>> Start Items

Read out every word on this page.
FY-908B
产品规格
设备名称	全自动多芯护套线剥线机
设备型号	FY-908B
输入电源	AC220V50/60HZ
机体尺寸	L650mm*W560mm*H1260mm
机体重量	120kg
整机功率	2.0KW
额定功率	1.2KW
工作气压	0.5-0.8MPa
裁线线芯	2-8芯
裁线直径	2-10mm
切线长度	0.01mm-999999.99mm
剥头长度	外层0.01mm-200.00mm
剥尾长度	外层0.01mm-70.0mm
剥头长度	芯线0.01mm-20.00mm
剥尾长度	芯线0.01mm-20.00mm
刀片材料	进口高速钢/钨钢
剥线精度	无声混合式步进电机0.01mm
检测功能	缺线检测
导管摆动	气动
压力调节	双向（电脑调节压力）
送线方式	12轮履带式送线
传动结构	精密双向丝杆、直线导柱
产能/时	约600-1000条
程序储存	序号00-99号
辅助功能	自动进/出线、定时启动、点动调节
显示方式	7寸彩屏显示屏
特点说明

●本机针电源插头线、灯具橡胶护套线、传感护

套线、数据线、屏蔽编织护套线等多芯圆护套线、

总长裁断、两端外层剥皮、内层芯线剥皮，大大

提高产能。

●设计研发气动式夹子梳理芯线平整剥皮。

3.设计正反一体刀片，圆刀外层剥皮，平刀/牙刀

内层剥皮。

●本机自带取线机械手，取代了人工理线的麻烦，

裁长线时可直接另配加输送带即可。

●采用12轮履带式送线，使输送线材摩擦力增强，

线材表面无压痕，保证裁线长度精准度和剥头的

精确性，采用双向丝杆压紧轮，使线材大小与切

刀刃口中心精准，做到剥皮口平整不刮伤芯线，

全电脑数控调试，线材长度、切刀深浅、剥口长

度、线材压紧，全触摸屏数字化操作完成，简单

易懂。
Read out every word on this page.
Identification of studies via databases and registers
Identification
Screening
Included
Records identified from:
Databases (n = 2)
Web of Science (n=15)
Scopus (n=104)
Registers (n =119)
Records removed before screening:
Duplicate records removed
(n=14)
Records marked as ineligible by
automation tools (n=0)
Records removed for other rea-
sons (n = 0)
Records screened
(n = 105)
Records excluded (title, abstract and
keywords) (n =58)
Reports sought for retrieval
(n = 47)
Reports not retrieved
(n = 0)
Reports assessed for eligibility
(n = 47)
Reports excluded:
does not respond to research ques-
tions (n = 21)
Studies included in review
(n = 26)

>> End Items

**Requirements:**
Copy out the whole listing exactly; please set it all down.

**Complete answer:**
Read out every word on this page.
FY-908B
产品规格
设备名称	全自动多芯护套线剥线机
设备型号	FY-908B
输入电源	AC220V50/60HZ
机体尺寸	L650mm*W560mm*H1260mm
机体重量	120kg
整机功率	2.0KW
额定功率	1.2KW
工作气压	0.5-0.8MPa
裁线线芯	2-8芯
裁线直径	2-10mm
切线长度	0.01mm-999999.99mm
剥头长度	外层0.01mm-200.00mm
剥尾长度	外层0.01mm-70.0mm
剥头长度	芯线0.01mm-20.00mm
剥尾长度	芯线0.01mm-20.00mm
刀片材料	进口高速钢/钨钢
剥线精度	无声混合式步进电机0.01mm
检测功能	缺线检测
导管摆动	气动
压力调节	双向（电脑调节压力）
送线方式	12轮履带式送线
传动结构	精密双向丝杆、直线导柱
产能/时	约600-1000条
程序储存	序号00-99号
辅助功能	自动进/出线、定时启动、点动调节
显示方式	7寸彩屏显示屏
特点说明

●本机针电源插头线、灯具橡胶护套线、传感护

套线、数据线、屏蔽编织护套线等多芯圆护套线、

总长裁断、两端外层剥皮、内层芯线剥皮，大大

提高产能。

●设计研发气动式夹子梳理芯线平整剥皮。

3.设计正反一体刀片，圆刀外层剥皮，平刀/牙刀

内层剥皮。

●本机自带取线机械手，取代了人工理线的麻烦，

裁长线时可直接另配加输送带即可。

●采用12轮履带式送线，使输送线材摩擦力增强，

线材表面无压痕，保证裁线长度精准度和剥头的

精确性，采用双向丝杆压紧轮，使线材大小与切

刀刃口中心精准，做到剥皮口平整不刮伤芯线，

全电脑数控调试，线材长度、切刀深浅、剥口长

度、线材压紧，全触摸屏数字化操作完成，简单

易懂。
Read out every word on this page.
Identification of studies via databases and registers
Identification
Screening
Included
Records identified from:
Databases (n = 2)
Web of Science (n=15)
Scopus (n=104)
Registers (n =119)
Records removed before screening:
Duplicate records removed
(n=14)
Records marked as ineligible by
automation tools (n=0)
Records removed for other rea-
sons (n = 0)
Records screened
(n = 105)
Records excluded (title, abstract and
keywords) (n =58)
Reports sought for retrieval
(n = 47)
Reports not retrieved
(n = 0)
Reports assessed for eligibility
(n = 47)
Reports excluded:
does not respond to research ques-
tions (n = 21)
Studies included in review
(n = 26)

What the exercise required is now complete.